• [What this task involves]: Here are records with pictures in them. Copy all of them exactly and leave the pictures out.

• [Dataset content]:
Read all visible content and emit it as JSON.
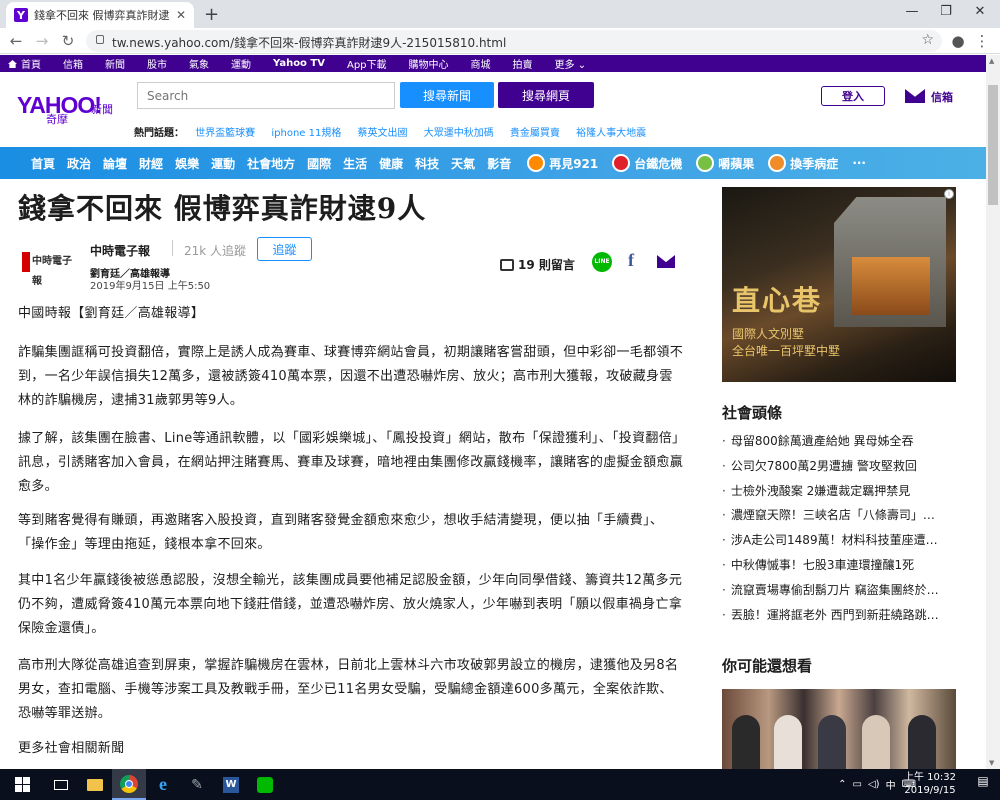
{
  "browser": {
    "tab_title": "錢拿不回來 假博弈真詐財逮9人 -",
    "url": "tw.news.yahoo.com/錢拿不回來-假博弈真詐財逮9人-215015810.html"
  },
  "topnav": [
    "首頁",
    "信箱",
    "新聞",
    "股市",
    "氣象",
    "運動",
    "Yahoo TV",
    "App下載",
    "購物中心",
    "商城",
    "拍賣",
    "更多"
  ],
  "header": {
    "logo": "YAHOO!",
    "logo_sub": "奇摩",
    "logo_news": "新聞",
    "search_placeholder": "Search",
    "btn_news": "搜尋新聞",
    "btn_web": "搜尋網頁",
    "login": "登入",
    "mail": "信箱"
  },
  "hot_topics": {
    "label": "熱門話題：",
    "items": [
      "世界盃籃球賽",
      "iphone 11規格",
      "蔡英文出國",
      "大眾運中秋加碼",
      "貴金屬買賣",
      "裕隆人事大地震"
    ]
  },
  "categories": [
    "首頁",
    "政治",
    "論壇",
    "財經",
    "娛樂",
    "運動",
    "社會地方",
    "國際",
    "生活",
    "健康",
    "科技",
    "天氣",
    "影音"
  ],
  "special_categories": [
    {
      "label": "再見921",
      "color": "#ff8a00"
    },
    {
      "label": "台鐵危機",
      "color": "#e0212b"
    },
    {
      "label": "嚼蘋果",
      "color": "#77c043"
    },
    {
      "label": "換季病症",
      "color": "#f08c2a"
    }
  ],
  "more": "···",
  "article": {
    "headline": "錢拿不回來 假博弈真詐財逮9人",
    "publisher_logo": "中時電子報",
    "publisher": "中時電子報",
    "followers": "21k 人追蹤",
    "follow": "追蹤",
    "author": "劉育廷／高雄報導",
    "date": "2019年9月15日 上午5:50",
    "comments": "19 則留言",
    "line": "LINE",
    "paragraphs": [
      "中國時報【劉育廷／高雄報導】",
      "詐騙集團誆稱可投資翻倍，實際上是誘人成為賽車、球賽博弈網站會員，初期讓賭客嘗甜頭，但中彩卻一毛都領不到，一名少年誤信損失12萬多，還被誘簽410萬本票，因還不出遭恐嚇炸房、放火；高市刑大獲報，攻破藏身雲林的詐騙機房，逮捕31歲郭男等9人。",
      "據了解，該集團在臉書、Line等通訊軟體，以「國彩娛樂城」、「鳳投投資」網站，散布「保證獲利」、「投資翻倍」訊息，引誘賭客加入會員，在網站押注賭賽馬、賽車及球賽，暗地裡由集團修改贏錢機率，讓賭客的虛擬金額愈贏愈多。",
      "等到賭客覺得有賺頭，再邀賭客入股投資，直到賭客發覺金額愈來愈少，想收手結清變現，便以抽「手續費」、「操作金」等理由拖延，錢根本拿不回來。",
      "其中1名少年贏錢後被慫恿認股，沒想全輸光，該集團成員要他補足認股金額，少年向同學借錢、籌資共12萬多元仍不夠，遭威脅簽410萬元本票向地下錢莊借錢，並遭恐嚇炸房、放火燒家人，少年嚇到表明「願以假車禍身亡拿保險金還債」。",
      "高市刑大隊從高雄追查到屏東，掌握詐騙機房在雲林，日前北上雲林斗六市攻破郭男設立的機房，逮獲他及另8名男女，查扣電腦、手機等涉案工具及教戰手冊，至少已11名男女受騙，受騙總金額達600多萬元，全案依詐欺、恐嚇等罪送辦。",
      "更多社會相關新聞"
    ]
  },
  "ad": {
    "title": "直心巷",
    "line1": "國際人文別墅",
    "line2": "全台唯一百坪墅中墅",
    "info": "i"
  },
  "sidebar": {
    "society_title": "社會頭條",
    "society": [
      "母留800餘萬遺產給她 異母姊全吞",
      "公司欠7800萬2男遭擄 警攻堅救回",
      "士檢外洩酸案 2嫌遭裁定羈押禁見",
      "濃煙竄天際！三峽名店「八條壽司」…",
      "涉A走公司1489萬！材料科技董座遭…",
      "中秋傳慽事！七股3車連環撞釀1死",
      "流竄賣場專偷刮鬍刀片 竊盜集團終於…",
      "丟臉！運將誆老外 西門到新莊繞路跳…"
    ],
    "maybe_title": "你可能還想看"
  },
  "taskbar": {
    "time": "上午 10:32",
    "date": "2019/9/15",
    "ime": "中"
  },
  "colors": {
    "yahoo_purple": "#400090",
    "yahoo_blue": "#188fff",
    "category_bar": "#1a8ee3"
  }
}
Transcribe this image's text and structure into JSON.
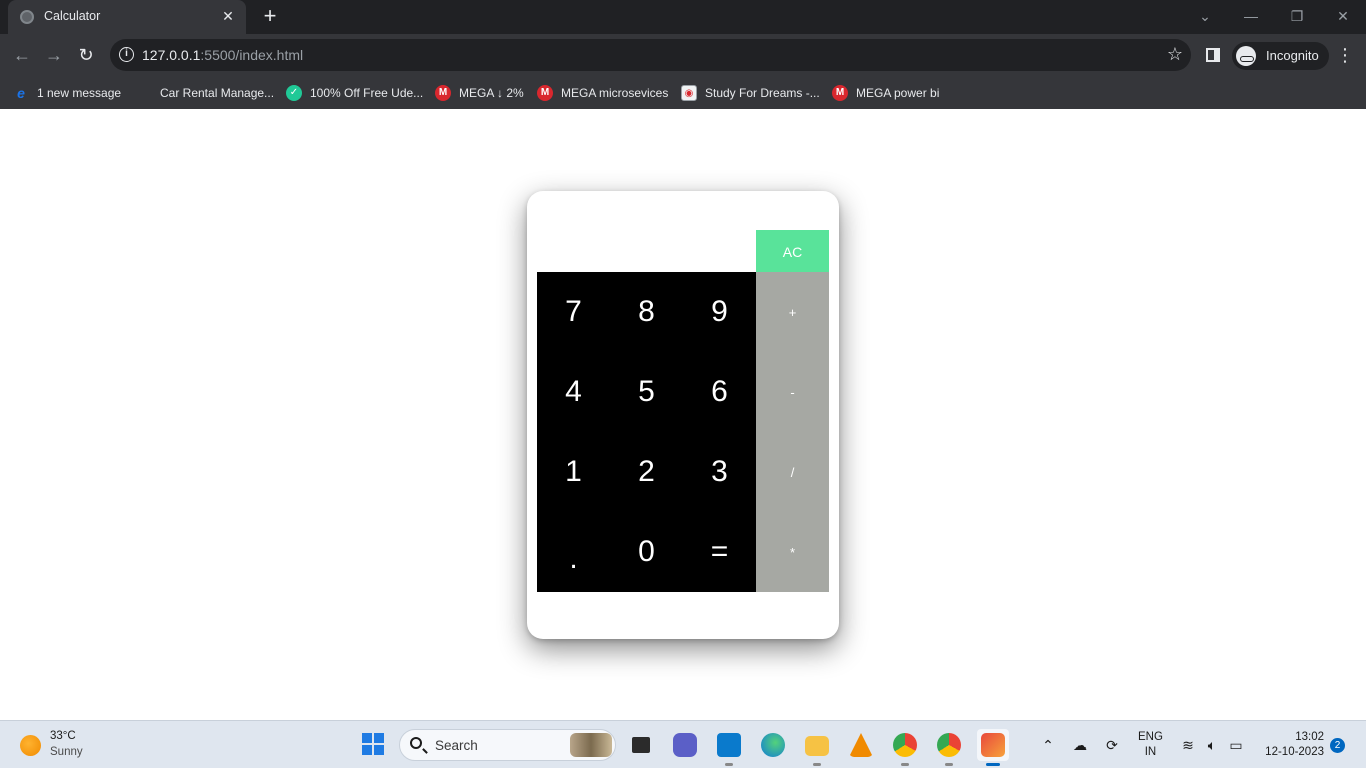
{
  "browser": {
    "tab_title": "Calculator",
    "url_host": "127.0.0.1",
    "url_rest": ":5500/index.html",
    "profile_label": "Incognito",
    "bookmarks": [
      {
        "label": "1 new message",
        "icon": "edge-e-icon"
      },
      {
        "label": "Car Rental Manage...",
        "icon": "blank-icon"
      },
      {
        "label": "100% Off Free Ude...",
        "icon": "green-circle-icon"
      },
      {
        "label": "MEGA ↓ 2%",
        "icon": "mega-icon"
      },
      {
        "label": "MEGA microsevices",
        "icon": "mega-icon"
      },
      {
        "label": "Study For Dreams -...",
        "icon": "sfd-icon"
      },
      {
        "label": "MEGA power bi",
        "icon": "mega-icon"
      }
    ]
  },
  "calculator": {
    "display_value": "",
    "clear_label": "AC",
    "digits": [
      "7",
      "8",
      "9",
      "4",
      "5",
      "6",
      "1",
      "2",
      "3",
      ".",
      "0",
      "="
    ],
    "operators": [
      "+",
      "-",
      "/",
      "*"
    ],
    "colors": {
      "clear": "#59e39a",
      "operators": "#a6a8a3",
      "keypad": "#000000"
    }
  },
  "taskbar": {
    "temperature": "33°C",
    "condition": "Sunny",
    "search_label": "Search",
    "lang_line1": "ENG",
    "lang_line2": "IN",
    "time": "13:02",
    "date": "12-10-2023",
    "notification_count": "2"
  }
}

• [Final result]:
Read all visible content and emit it as JSON.
{
  "browser": {
    "tab_title": "錢拿不回來 假博弈真詐財逮9人 -",
    "url": "tw.news.yahoo.com/錢拿不回來-假博弈真詐財逮9人-215015810.html"
  },
  "topnav": [
    "首頁",
    "信箱",
    "新聞",
    "股市",
    "氣象",
    "運動",
    "Yahoo TV",
    "App下載",
    "購物中心",
    "商城",
    "拍賣",
    "更多"
  ],
  "header": {
    "logo": "YAHOO!",
    "logo_sub": "奇摩",
    "logo_news": "新聞",
    "search_placeholder": "Search",
    "btn_news": "搜尋新聞",
    "btn_web": "搜尋網頁",
    "login": "登入",
    "mail": "信箱"
  },
  "hot_topics": {
    "label": "熱門話題：",
    "items": [
      "世界盃籃球賽",
      "iphone 11規格",
      "蔡英文出國",
      "大眾運中秋加碼",
      "貴金屬買賣",
      "裕隆人事大地震"
    ]
  },
  "categories": [
    "首頁",
    "政治",
    "論壇",
    "財經",
    "娛樂",
    "運動",
    "社會地方",
    "國際",
    "生活",
    "健康",
    "科技",
    "天氣",
    "影音"
  ],
  "special_categories": [
    {
      "label": "再見921",
      "color": "#ff8a00"
    },
    {
      "label": "台鐵危機",
      "color": "#e0212b"
    },
    {
      "label": "嚼蘋果",
      "color": "#77c043"
    },
    {
      "label": "換季病症",
      "color": "#f08c2a"
    }
  ],
  "more": "···",
  "article": {
    "headline": "錢拿不回來 假博弈真詐財逮9人",
    "publisher_logo": "中時電子報",
    "publisher": "中時電子報",
    "followers": "21k 人追蹤",
    "follow": "追蹤",
    "author": "劉育廷／高雄報導",
    "date": "2019年9月15日 上午5:50",
    "comments": "19 則留言",
    "line": "LINE",
    "paragraphs": [
      "中國時報【劉育廷／高雄報導】",
      "詐騙集團誆稱可投資翻倍，實際上是誘人成為賽車、球賽博弈網站會員，初期讓賭客嘗甜頭，但中彩卻一毛都領不到，一名少年誤信損失12萬多，還被誘簽410萬本票，因還不出遭恐嚇炸房、放火；高市刑大獲報，攻破藏身雲林的詐騙機房，逮捕31歲郭男等9人。",
      "據了解，該集團在臉書、Line等通訊軟體，以「國彩娛樂城」、「鳳投投資」網站，散布「保證獲利」、「投資翻倍」訊息，引誘賭客加入會員，在網站押注賭賽馬、賽車及球賽，暗地裡由集團修改贏錢機率，讓賭客的虛擬金額愈贏愈多。",
      "等到賭客覺得有賺頭，再邀賭客入股投資，直到賭客發覺金額愈來愈少，想收手結清變現，便以抽「手續費」、「操作金」等理由拖延，錢根本拿不回來。",
      "其中1名少年贏錢後被慫恿認股，沒想全輸光，該集團成員要他補足認股金額，少年向同學借錢、籌資共12萬多元仍不夠，遭威脅簽410萬元本票向地下錢莊借錢，並遭恐嚇炸房、放火燒家人，少年嚇到表明「願以假車禍身亡拿保險金還債」。",
      "高市刑大隊從高雄追查到屏東，掌握詐騙機房在雲林，日前北上雲林斗六市攻破郭男設立的機房，逮獲他及另8名男女，查扣電腦、手機等涉案工具及教戰手冊，至少已11名男女受騙，受騙總金額達600多萬元，全案依詐欺、恐嚇等罪送辦。",
      "更多社會相關新聞"
    ]
  },
  "ad": {
    "title": "直心巷",
    "line1": "國際人文別墅",
    "line2": "全台唯一百坪墅中墅",
    "info": "i"
  },
  "sidebar": {
    "society_title": "社會頭條",
    "society": [
      "母留800餘萬遺產給她 異母姊全吞",
      "公司欠7800萬2男遭擄 警攻堅救回",
      "士檢外洩酸案 2嫌遭裁定羈押禁見",
      "濃煙竄天際！三峽名店「八條壽司」…",
      "涉A走公司1489萬！材料科技董座遭…",
      "中秋傳慽事！七股3車連環撞釀1死",
      "流竄賣場專偷刮鬍刀片 竊盜集團終於…",
      "丟臉！運將誆老外 西門到新莊繞路跳…"
    ],
    "maybe_title": "你可能還想看"
  },
  "taskbar": {
    "time": "上午 10:32",
    "date": "2019/9/15",
    "ime": "中"
  },
  "colors": {
    "yahoo_purple": "#400090",
    "yahoo_blue": "#188fff",
    "category_bar": "#1a8ee3"
  }
}
Transcribe this image's text and structure into JSON.
{
  "browser": {
    "tab_title": "Calculator",
    "url_host": "127.0.0.1",
    "url_rest": ":5500/index.html",
    "profile_label": "Incognito",
    "bookmarks": [
      {
        "label": "1 new message",
        "icon": "edge-e-icon"
      },
      {
        "label": "Car Rental Manage...",
        "icon": "blank-icon"
      },
      {
        "label": "100% Off Free Ude...",
        "icon": "green-circle-icon"
      },
      {
        "label": "MEGA ↓ 2%",
        "icon": "mega-icon"
      },
      {
        "label": "MEGA microsevices",
        "icon": "mega-icon"
      },
      {
        "label": "Study For Dreams -...",
        "icon": "sfd-icon"
      },
      {
        "label": "MEGA power bi",
        "icon": "mega-icon"
      }
    ]
  },
  "calculator": {
    "display_value": "",
    "clear_label": "AC",
    "digits": [
      "7",
      "8",
      "9",
      "4",
      "5",
      "6",
      "1",
      "2",
      "3",
      ".",
      "0",
      "="
    ],
    "operators": [
      "+",
      "-",
      "/",
      "*"
    ],
    "colors": {
      "clear": "#59e39a",
      "operators": "#a6a8a3",
      "keypad": "#000000"
    }
  },
  "taskbar": {
    "temperature": "33°C",
    "condition": "Sunny",
    "search_label": "Search",
    "lang_line1": "ENG",
    "lang_line2": "IN",
    "time": "13:02",
    "date": "12-10-2023",
    "notification_count": "2"
  }
}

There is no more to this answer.